== Text shown ==
.....
Key facts

  • India follows flexible inflation targeting: 4 percent CPI inflation with 2-6 percent band for April 2026-March 2031.
  • Section 45ZA covers inflation target; Section 45ZB covers MPC constitution; Section 45ZL covers MPC minutes.
  • CRR is cash balance with RBI; SLR is specified liquid asset holding under Section 24 of the Banking Regulation Act, 1949.
  • MPC has 6 members: 3 from RBI side and 3 appointed by the Central Government.

Key Points at a Glance

  1. 1

    India follows flexible inflation targeting: 4 percent CPI inflation with 2-6 percent band for April 2026-March 2031.

  2. 2

    Section 45ZA covers inflation target; Section 45ZB covers MPC constitution; Section 45ZL covers MPC minutes.

  3. 3

    Policy repo rate is the main operating signal; CRR, SLR and OMO affect liquidity through different channels.

  4. 4

    CRR is cash balance with RBI; SLR is specified liquid asset holding under Section 24 of the Banking Regulation Act, 1949.

  5. 5

    OMO purchase injects durable liquidity and can soften yields; OMO sale absorbs liquidity and can harden yields.

  6. 6

    MPC has 6 members: 3 from RBI side and 3 appointed by the Central Government.

  7. 7

    CPI, not WPI, is the legal inflation target variable under India's current framework.

  8. 8

    Monetary policy transmission works with lags through rates, credit, expectations, exchange rate and asset prices.

Money, central banking and the Prelims map

Money questions in UPSC are rarely only definitions. They test whether the candidate can connect currency, bank deposits, RBI balance-sheet operations, inflation targeting and credit transmission.

  • Money as a medium: money works as medium of exchange, unit of account, store of value and standard of deferred payment. A Prelims trap is to treat every financial asset as money; high liquidity matters, but acceptability and settlement use matter more.
.....
== Problems to work on ==
a) Copy the passage on India's monetary policy framework between "Monetary policy transmission" and "use matter more.", inclusive.
b) Extend the passage on India's monetary policy framework, picking up right after its final sentence.

== Dataset content ==
.....
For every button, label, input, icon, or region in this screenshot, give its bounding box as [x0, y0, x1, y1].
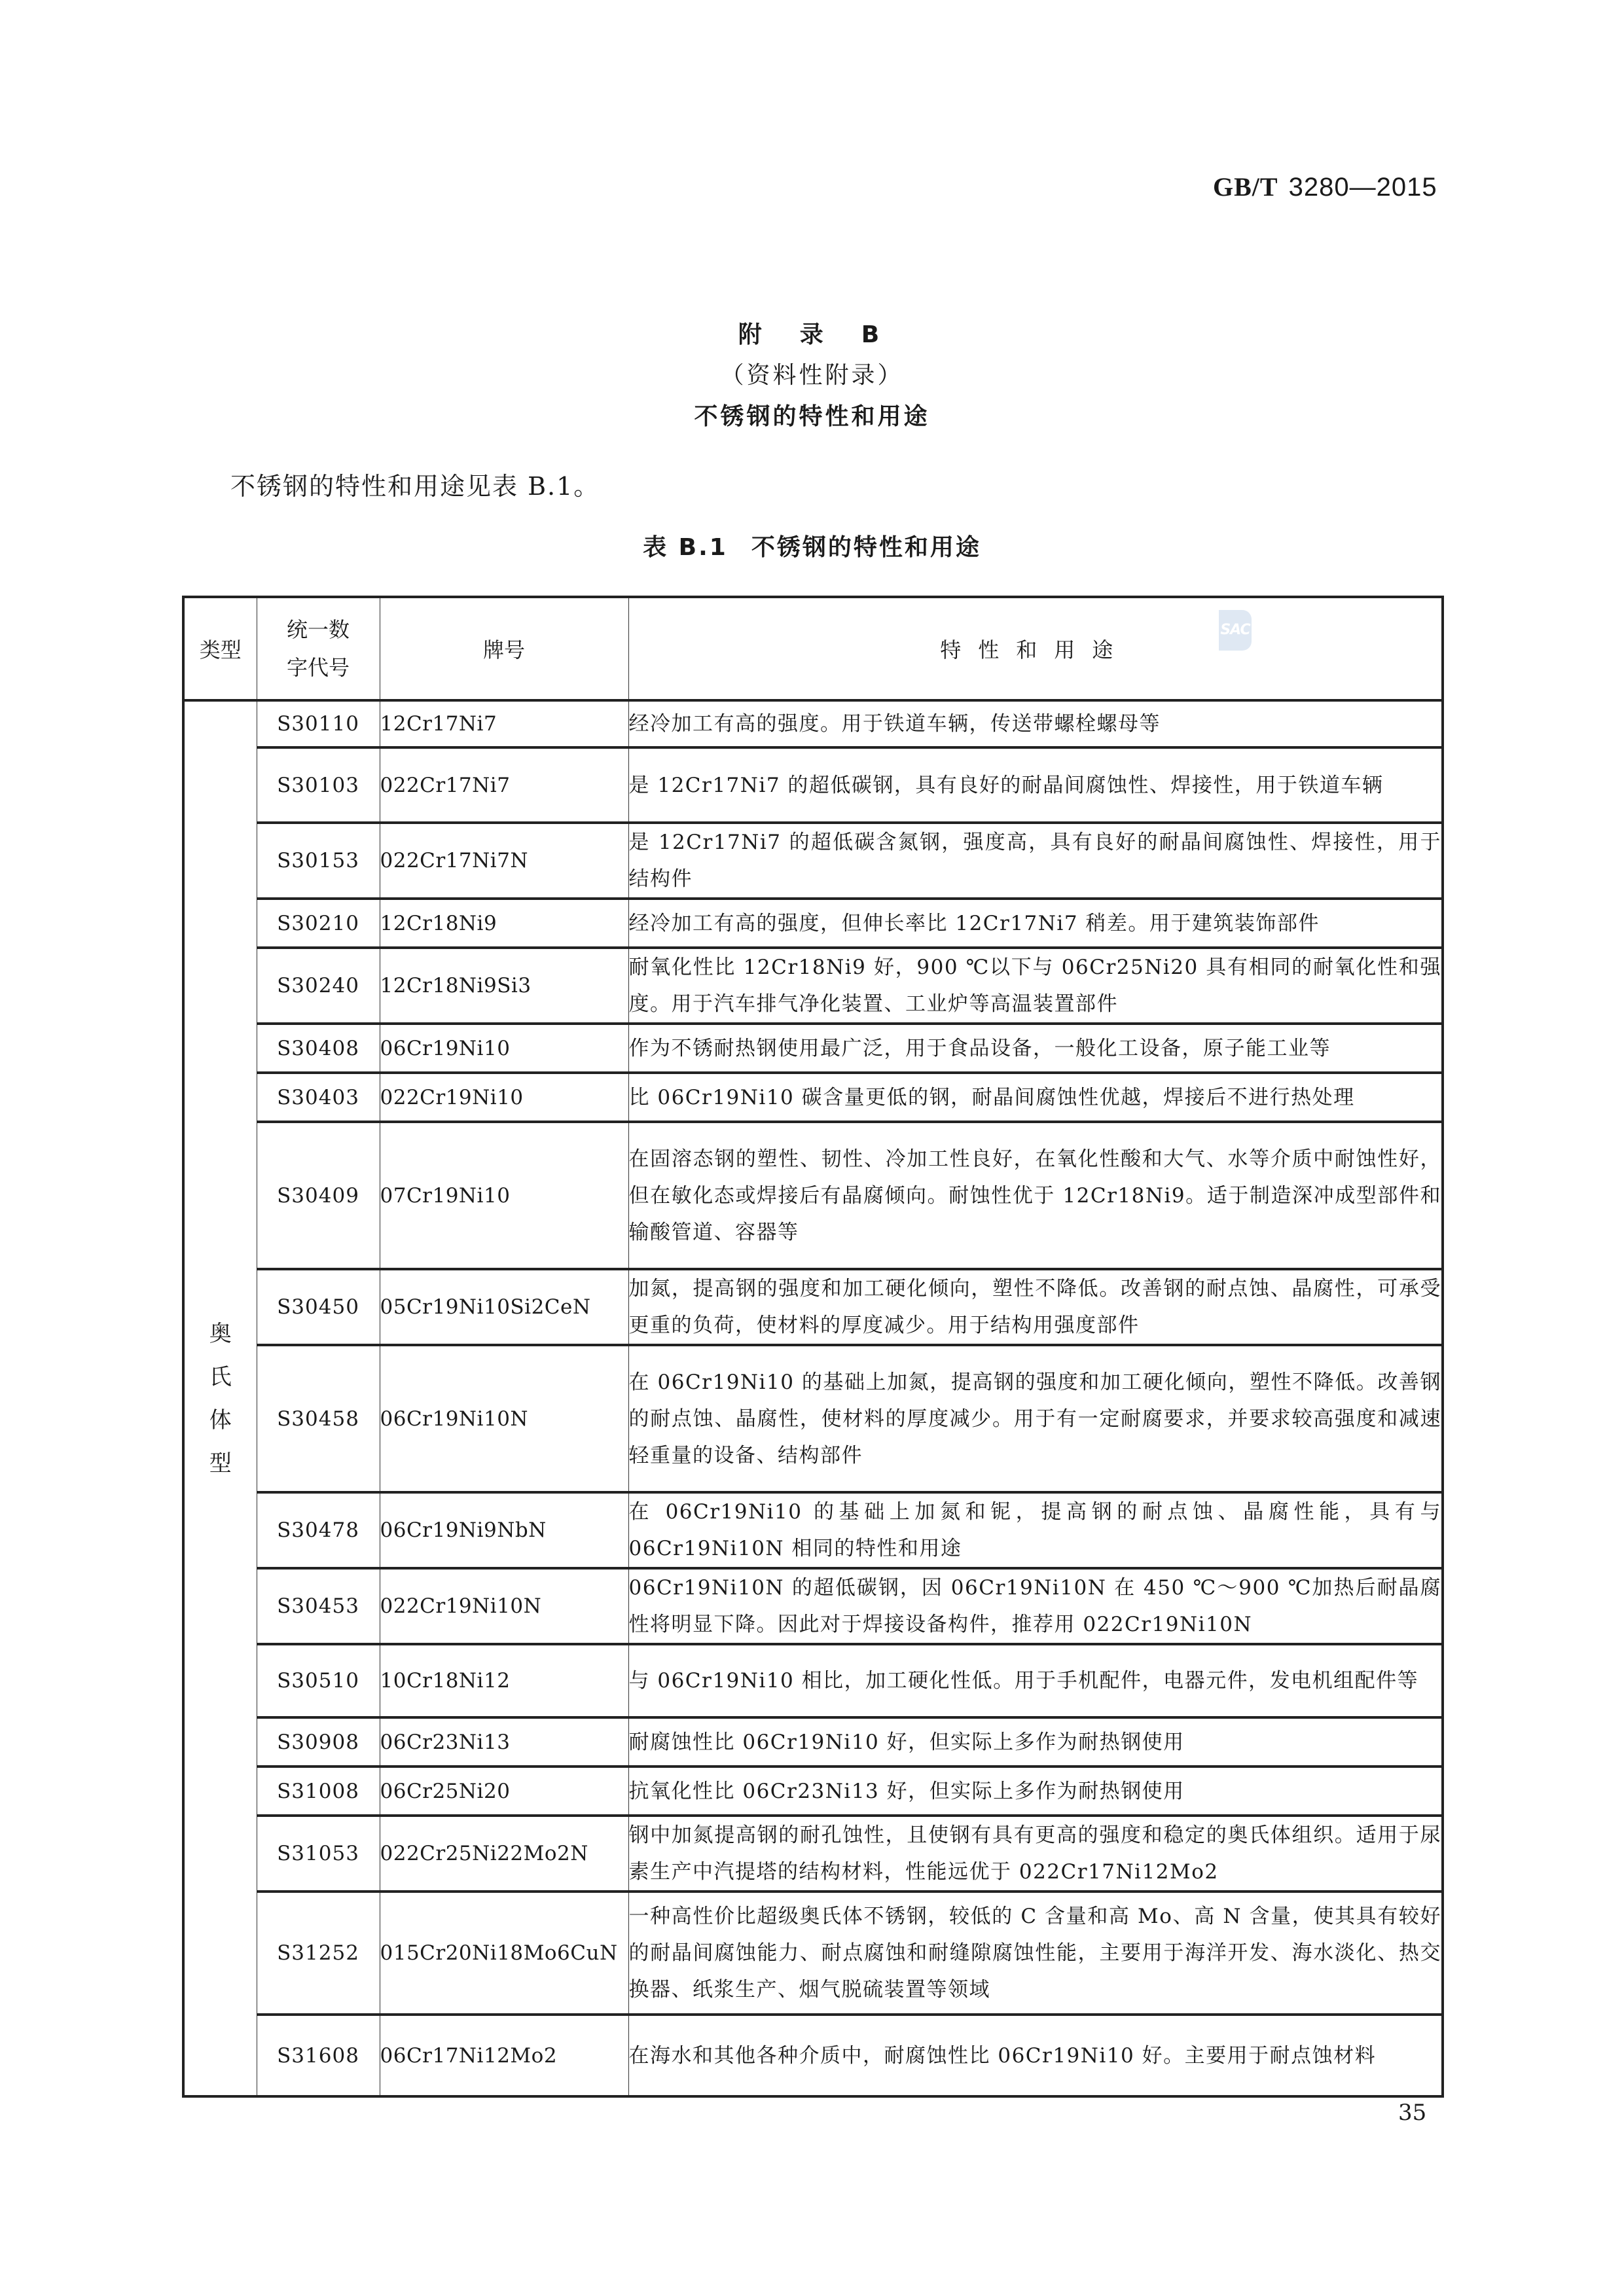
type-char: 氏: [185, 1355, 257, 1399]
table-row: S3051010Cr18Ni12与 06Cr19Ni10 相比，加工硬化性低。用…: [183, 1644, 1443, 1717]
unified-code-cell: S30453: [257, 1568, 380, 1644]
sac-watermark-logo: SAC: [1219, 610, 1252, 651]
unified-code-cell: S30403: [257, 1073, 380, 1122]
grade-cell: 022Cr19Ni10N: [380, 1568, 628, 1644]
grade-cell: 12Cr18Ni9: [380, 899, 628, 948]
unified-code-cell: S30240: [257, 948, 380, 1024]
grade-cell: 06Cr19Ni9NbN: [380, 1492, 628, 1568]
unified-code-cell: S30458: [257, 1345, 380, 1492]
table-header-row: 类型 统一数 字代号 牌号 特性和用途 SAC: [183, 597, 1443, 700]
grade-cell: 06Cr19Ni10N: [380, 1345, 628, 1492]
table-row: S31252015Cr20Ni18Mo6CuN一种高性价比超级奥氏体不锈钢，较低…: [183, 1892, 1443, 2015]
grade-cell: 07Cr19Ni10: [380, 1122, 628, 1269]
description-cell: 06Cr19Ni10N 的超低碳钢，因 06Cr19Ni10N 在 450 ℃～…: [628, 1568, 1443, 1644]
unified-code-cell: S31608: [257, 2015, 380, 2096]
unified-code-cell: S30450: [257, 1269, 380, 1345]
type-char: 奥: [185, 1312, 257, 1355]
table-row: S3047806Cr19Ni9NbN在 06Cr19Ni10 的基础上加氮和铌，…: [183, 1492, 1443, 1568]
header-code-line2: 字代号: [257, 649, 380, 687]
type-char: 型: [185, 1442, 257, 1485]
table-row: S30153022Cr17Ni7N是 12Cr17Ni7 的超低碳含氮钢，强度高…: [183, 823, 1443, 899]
.....
== Answers given ==
a)
Monetary policy transmission works with lags through rates, credit, expectations, exchange rate and asset prices.

Money, central banking and the Prelims map

Money questions in UPSC are rarely only definitions. They test whether the candidate can connect currency, bank deposits, RBI balance-sheet operations, inflation targeting and credit transmission.

  • Money as a medium: money works as medium of exchange, unit of account, store of value and standard of deferred payment. A Prelims trap is to treat every financial asset as money; high liquidity matters, but acceptability and settlement use matter more.

b)
  • Currency versus money supply: currency with the public is only one component. Broad money also includes deposit money created by banks. Therefore, RBI policy can affect money through currency issue, reserve requirements, liquidity operations and interest-rate signalling.
  • Fiat character: modern Indian money is not commodity money. Its acceptability rests on legal tender status, confidence in the sovereign and the payments system, and the RBI's currency-management role.
  • RBI's core legal origin: RBI started operations on April 1, 1935 under the Reserve Bank of India Act, 1934. It was nationalised from January 1, 1949, but monetary policy today is not merely a Governor-only discretion.
  • Central-bank functions: RBI is monetary authority, issuer of bank notes, banker to government, bankers' bank, foreign-exchange reserve manager, regulator and supervisor of banks and payment systems, and lender of last resort.
  • Prelims focus: do not memorise instruments in isolation. Ask three questions: Does this instrument change the price of short-term money, the quantity of bank reserves, or the compulsory holding of assets?
  • Repo as the policy signal: the policy repo rate is the benchmark rate decided by the Monetary Policy Committee. It is the anchor for the operating corridor and influences call money, treasury bills, bank funding and lending rates.
  • CRR and SLR as statutory reserves: CRR is maintained as cash balance with RBI under the RBI Act framework; SLR is maintained in liquid assets under the Banking Regulation Act, 1949 framework. Both constrain banks, but in different ways.
  • OMO as balance-sheet action: open market operations alter durable liquidity by RBI purchase or sale of government securities. They are different from short-term repo operations, although both use government securities.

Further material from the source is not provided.